Layout coordinate data:
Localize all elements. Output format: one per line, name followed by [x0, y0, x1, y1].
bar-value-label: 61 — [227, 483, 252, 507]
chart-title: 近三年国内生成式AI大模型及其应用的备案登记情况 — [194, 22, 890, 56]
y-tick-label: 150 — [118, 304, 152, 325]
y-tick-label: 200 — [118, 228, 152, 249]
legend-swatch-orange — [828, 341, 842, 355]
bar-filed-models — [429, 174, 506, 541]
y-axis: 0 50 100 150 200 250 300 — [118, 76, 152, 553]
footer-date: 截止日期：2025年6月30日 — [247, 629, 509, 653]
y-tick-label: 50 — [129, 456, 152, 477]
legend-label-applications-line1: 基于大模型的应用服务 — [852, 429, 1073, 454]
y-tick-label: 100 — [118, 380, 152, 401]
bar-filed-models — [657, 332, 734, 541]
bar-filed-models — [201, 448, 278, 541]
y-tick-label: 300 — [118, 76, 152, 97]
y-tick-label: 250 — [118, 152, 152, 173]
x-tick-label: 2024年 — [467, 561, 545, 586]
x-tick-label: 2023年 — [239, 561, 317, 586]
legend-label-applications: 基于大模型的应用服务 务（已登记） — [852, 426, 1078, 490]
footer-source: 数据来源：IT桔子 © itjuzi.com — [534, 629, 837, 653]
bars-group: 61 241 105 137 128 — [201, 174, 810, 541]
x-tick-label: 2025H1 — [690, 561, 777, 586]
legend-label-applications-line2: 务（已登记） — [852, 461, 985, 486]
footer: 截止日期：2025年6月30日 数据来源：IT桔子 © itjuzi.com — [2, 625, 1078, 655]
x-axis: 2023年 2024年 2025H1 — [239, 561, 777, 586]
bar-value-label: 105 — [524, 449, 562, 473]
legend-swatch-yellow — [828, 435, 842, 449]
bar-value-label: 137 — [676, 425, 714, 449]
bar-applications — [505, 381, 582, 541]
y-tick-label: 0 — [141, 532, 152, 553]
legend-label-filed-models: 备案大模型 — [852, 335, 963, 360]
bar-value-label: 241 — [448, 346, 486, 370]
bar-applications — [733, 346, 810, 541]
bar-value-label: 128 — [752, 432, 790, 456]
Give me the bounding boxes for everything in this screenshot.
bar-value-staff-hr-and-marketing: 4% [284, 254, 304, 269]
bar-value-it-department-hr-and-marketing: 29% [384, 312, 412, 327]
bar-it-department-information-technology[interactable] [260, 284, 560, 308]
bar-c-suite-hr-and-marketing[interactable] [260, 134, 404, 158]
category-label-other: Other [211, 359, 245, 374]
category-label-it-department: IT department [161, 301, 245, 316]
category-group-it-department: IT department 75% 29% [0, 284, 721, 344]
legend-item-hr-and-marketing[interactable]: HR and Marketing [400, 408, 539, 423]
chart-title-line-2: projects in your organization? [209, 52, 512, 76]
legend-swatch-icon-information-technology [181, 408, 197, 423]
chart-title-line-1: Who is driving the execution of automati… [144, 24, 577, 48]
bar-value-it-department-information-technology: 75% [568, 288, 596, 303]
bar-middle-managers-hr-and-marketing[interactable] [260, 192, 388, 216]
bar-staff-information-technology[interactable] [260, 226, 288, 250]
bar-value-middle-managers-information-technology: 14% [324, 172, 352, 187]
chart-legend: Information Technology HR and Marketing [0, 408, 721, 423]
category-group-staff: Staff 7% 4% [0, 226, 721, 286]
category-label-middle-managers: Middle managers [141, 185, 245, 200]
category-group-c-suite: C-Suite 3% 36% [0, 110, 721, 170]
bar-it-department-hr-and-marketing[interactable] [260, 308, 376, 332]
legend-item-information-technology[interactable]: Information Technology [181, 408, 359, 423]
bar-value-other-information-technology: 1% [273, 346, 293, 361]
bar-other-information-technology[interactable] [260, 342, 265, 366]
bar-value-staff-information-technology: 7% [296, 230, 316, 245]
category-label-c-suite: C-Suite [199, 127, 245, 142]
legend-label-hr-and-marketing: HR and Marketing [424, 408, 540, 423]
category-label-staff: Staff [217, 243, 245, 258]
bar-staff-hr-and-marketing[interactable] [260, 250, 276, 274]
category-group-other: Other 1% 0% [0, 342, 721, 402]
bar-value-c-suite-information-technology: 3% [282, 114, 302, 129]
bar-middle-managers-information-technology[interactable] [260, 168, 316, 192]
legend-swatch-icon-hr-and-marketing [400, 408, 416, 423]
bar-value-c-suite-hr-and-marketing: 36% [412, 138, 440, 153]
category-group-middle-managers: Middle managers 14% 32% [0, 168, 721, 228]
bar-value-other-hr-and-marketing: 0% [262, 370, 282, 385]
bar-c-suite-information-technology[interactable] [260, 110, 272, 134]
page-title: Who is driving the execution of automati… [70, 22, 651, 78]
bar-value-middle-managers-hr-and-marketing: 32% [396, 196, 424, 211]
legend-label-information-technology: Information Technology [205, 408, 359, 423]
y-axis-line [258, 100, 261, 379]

**TASK BRIEF:**
Lay out every line of the records above as a Markdown table with the columns "Row" and "Line," numbering each row and omitting blank lines.

**COMPLETED EXERCISE:**
| Row | Line |
|---|---|
| 1 | Localize all elements. Output format: one per line, name followed by [x0, y0, x1, y1]. |
| 2 | bar-value-label: 61 — [227, 483, 252, 507] |
| 3 | chart-title: 近三年国内生成式AI大模型及其应用的备案登记情况 — [194, 22, 890, 56] |
| 4 | y-tick-label: 150 — [118, 304, 152, 325] |
| 5 | y-tick-label: 200 — [118, 228, 152, 249] |
| 6 | legend-swatch-orange — [828, 341, 842, 355] |
| 7 | bar-filed-models — [429, 174, 506, 541] |
| 8 | y-axis: 0 50 100 150 200 250 300 — [118, 76, 152, 553] |
| 9 | footer-date: 截止日期：2025年6月30日 — [247, 629, 509, 653] |
| 10 | y-tick-label: 50 — [129, 456, 152, 477] |
| 11 | legend-label-applications-line1: 基于大模型的应用服务 — [852, 429, 1073, 454] |
| 12 | y-tick-label: 100 — [118, 380, 152, 401] |
| 13 | bar-filed-models — [657, 332, 734, 541] |
| 14 | bar-filed-models — [201, 448, 278, 541] |
| 15 | y-tick-label: 300 — [118, 76, 152, 97] |
| 16 | y-tick-label: 250 — [118, 152, 152, 173] |
| 17 | x-tick-label: 2024年 — [467, 561, 545, 586] |
| 18 | x-tick-label: 2023年 — [239, 561, 317, 586] |
| 19 | legend-label-applications: 基于大模型的应用服务 务（已登记） — [852, 426, 1078, 490] |
| 20 | footer-source: 数据来源：IT桔子 © itjuzi.com — [534, 629, 837, 653] |
| 21 | bars-group: 61 241 105 137 128 — [201, 174, 810, 541] |
| 22 | x-tick-label: 2025H1 — [690, 561, 777, 586] |
| 23 | legend-label-applications-line2: 务（已登记） — [852, 461, 985, 486] |
| 24 | footer: 截止日期：2025年6月30日 数据来源：IT桔子 © itjuzi.com — [2, 625, 1078, 655] |
| 25 | x-axis: 2023年 2024年 2025H1 — [239, 561, 777, 586] |
| 26 | bar-value-label: 105 — [524, 449, 562, 473] |
| 27 | legend-swatch-yellow — [828, 435, 842, 449] |
| 28 | bar-value-label: 137 — [676, 425, 714, 449] |
| 29 | bar-applications — [505, 381, 582, 541] |
| 30 | y-tick-label: 0 — [141, 532, 152, 553] |
| 31 | legend-label-filed-models: 备案大模型 — [852, 335, 963, 360] |
| 32 | bar-value-label: 241 — [448, 346, 486, 370] |
| 33 | bar-applications — [733, 346, 810, 541] |
| 34 | bar-value-label: 128 — [752, 432, 790, 456] |
| 35 | Give me the bounding boxes for everything in this screenshot. |
| 36 | bar-value-staff-hr-and-marketing: 4% [284, 254, 304, 269] |
| 37 | bar-value-it-department-hr-and-marketing: 29% [384, 312, 412, 327] |
| 38 | bar-it-department-information-technology[interactable] [260, 284, 560, 308] |
| 39 | bar-c-suite-hr-and-marketing[interactable] [260, 134, 404, 158] |
| 40 | category-label-other: Other [211, 359, 245, 374] |
| 41 | category-label-it-department: IT department [161, 301, 245, 316] |
| 42 | category-group-it-department: IT department 75% 29% [0, 284, 721, 344] |
| 43 | legend-item-hr-and-marketing[interactable]: HR and Marketing [400, 408, 539, 423] |
| 44 | chart-title-line-2: projects in your organization? [209, 52, 512, 76] |
| 45 | legend-swatch-icon-information-technology [181, 408, 197, 423] |
| 46 | chart-title-line-1: Who is driving the execution of automati… [144, 24, 577, 48] |
| 47 | bar-value-it-department-information-technology: 75% [568, 288, 596, 303] |
| 48 | bar-middle-managers-hr-and-marketing[interactable] [260, 192, 388, 216] |
| 49 | bar-staff-information-technology[interactable] [260, 226, 288, 250] |
| 50 | bar-value-middle-managers-information-technology: 14% [324, 172, 352, 187] |
| 51 | chart-legend: Information Technology HR and Marketing [0, 408, 721, 423] |
| 52 | category-group-staff: Staff 7% 4% [0, 226, 721, 286] |
| 53 | category-label-middle-managers: Middle managers [141, 185, 245, 200] |
| 54 | category-group-c-suite: C-Suite 3% 36% [0, 110, 721, 170] |
| 55 | bar-it-department-hr-and-marketing[interactable] [260, 308, 376, 332] |
| 56 | legend-item-information-technology[interactable]: Information Technology [181, 408, 359, 423] |
| 57 | bar-value-other-information-technology: 1% [273, 346, 293, 361] |
| 58 | bar-other-information-technology[interactable] [260, 342, 265, 366] |
| 59 | bar-value-staff-information-technology: 7% [296, 230, 316, 245] |
| 60 | category-label-c-suite: C-Suite [199, 127, 245, 142] |
| 61 | legend-label-hr-and-marketing: HR and Marketing [424, 408, 540, 423] |
| 62 | category-label-staff: Staff [217, 243, 245, 258] |
| 63 | bar-staff-hr-and-marketing[interactable] [260, 250, 276, 274] |
| 64 | category-group-other: Other 1% 0% [0, 342, 721, 402] |
| 65 | bar-value-c-suite-information-technology: 3% [282, 114, 302, 129] |
| 66 | bar-middle-managers-information-technology[interactable] [260, 168, 316, 192] |
| 67 | legend-swatch-icon-hr-and-marketing [400, 408, 416, 423] |
| 68 | bar-value-c-suite-hr-and-marketing: 36% [412, 138, 440, 153] |
| 69 | category-group-middle-managers: Middle managers 14% 32% [0, 168, 721, 228] |
| 70 | bar-value-other-hr-and-marketing: 0% [262, 370, 282, 385] |
| 71 | bar-c-suite-information-technology[interactable] [260, 110, 272, 134] |
| 72 | page-title: Who is driving the execution of automati… [70, 22, 651, 78] |
| 73 | bar-value-middle-managers-hr-and-marketing: 32% [396, 196, 424, 211] |
| 74 | legend-label-information-technology: Information Technology [205, 408, 359, 423] |
| 75 | y-axis-line [258, 100, 261, 379] |